## Given exercise
Make an exact copy of all the entries, but do not reproduce the pictures.

(Dataset excerpt)

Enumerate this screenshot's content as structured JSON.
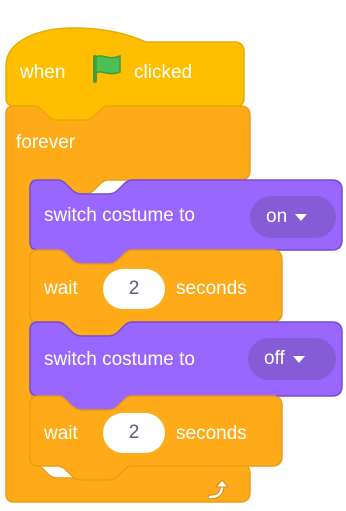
{
  "colors": {
    "events": "#ffbf00",
    "events_border": "#e6ac00",
    "control": "#ffab19",
    "control_border": "#ec9c13",
    "looks": "#9966ff",
    "looks_border": "#774dcb",
    "looks_field": "#855cd6",
    "flag": "#4cbf56"
  },
  "hat_block": {
    "when_label": "when",
    "flag_icon": "green-flag-icon",
    "clicked_label": "clicked"
  },
  "forever_block": {
    "label": "forever",
    "loop_icon": "loop-arrow-icon"
  },
  "stack": [
    {
      "type": "looks",
      "label": "switch costume to",
      "dropdown": "on"
    },
    {
      "type": "control",
      "label": "wait",
      "value": "2",
      "suffix": "seconds"
    },
    {
      "type": "looks",
      "label": "switch costume to",
      "dropdown": "off"
    },
    {
      "type": "control",
      "label": "wait",
      "value": "2",
      "suffix": "seconds"
    }
  ]
}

## Output of the task
Enumerate this screenshot's content as structured JSON.
{
  "colors": {
    "events": "#ffbf00",
    "events_border": "#e6ac00",
    "control": "#ffab19",
    "control_border": "#ec9c13",
    "looks": "#9966ff",
    "looks_border": "#774dcb",
    "looks_field": "#855cd6",
    "flag": "#4cbf56"
  },
  "hat_block": {
    "when_label": "when",
    "flag_icon": "green-flag-icon",
    "clicked_label": "clicked"
  },
  "forever_block": {
    "label": "forever",
    "loop_icon": "loop-arrow-icon"
  },
  "stack": [
    {
      "type": "looks",
      "label": "switch costume to",
      "dropdown": "on"
    },
    {
      "type": "control",
      "label": "wait",
      "value": "2",
      "suffix": "seconds"
    },
    {
      "type": "looks",
      "label": "switch costume to",
      "dropdown": "off"
    },
    {
      "type": "control",
      "label": "wait",
      "value": "2",
      "suffix": "seconds"
    }
  ]
}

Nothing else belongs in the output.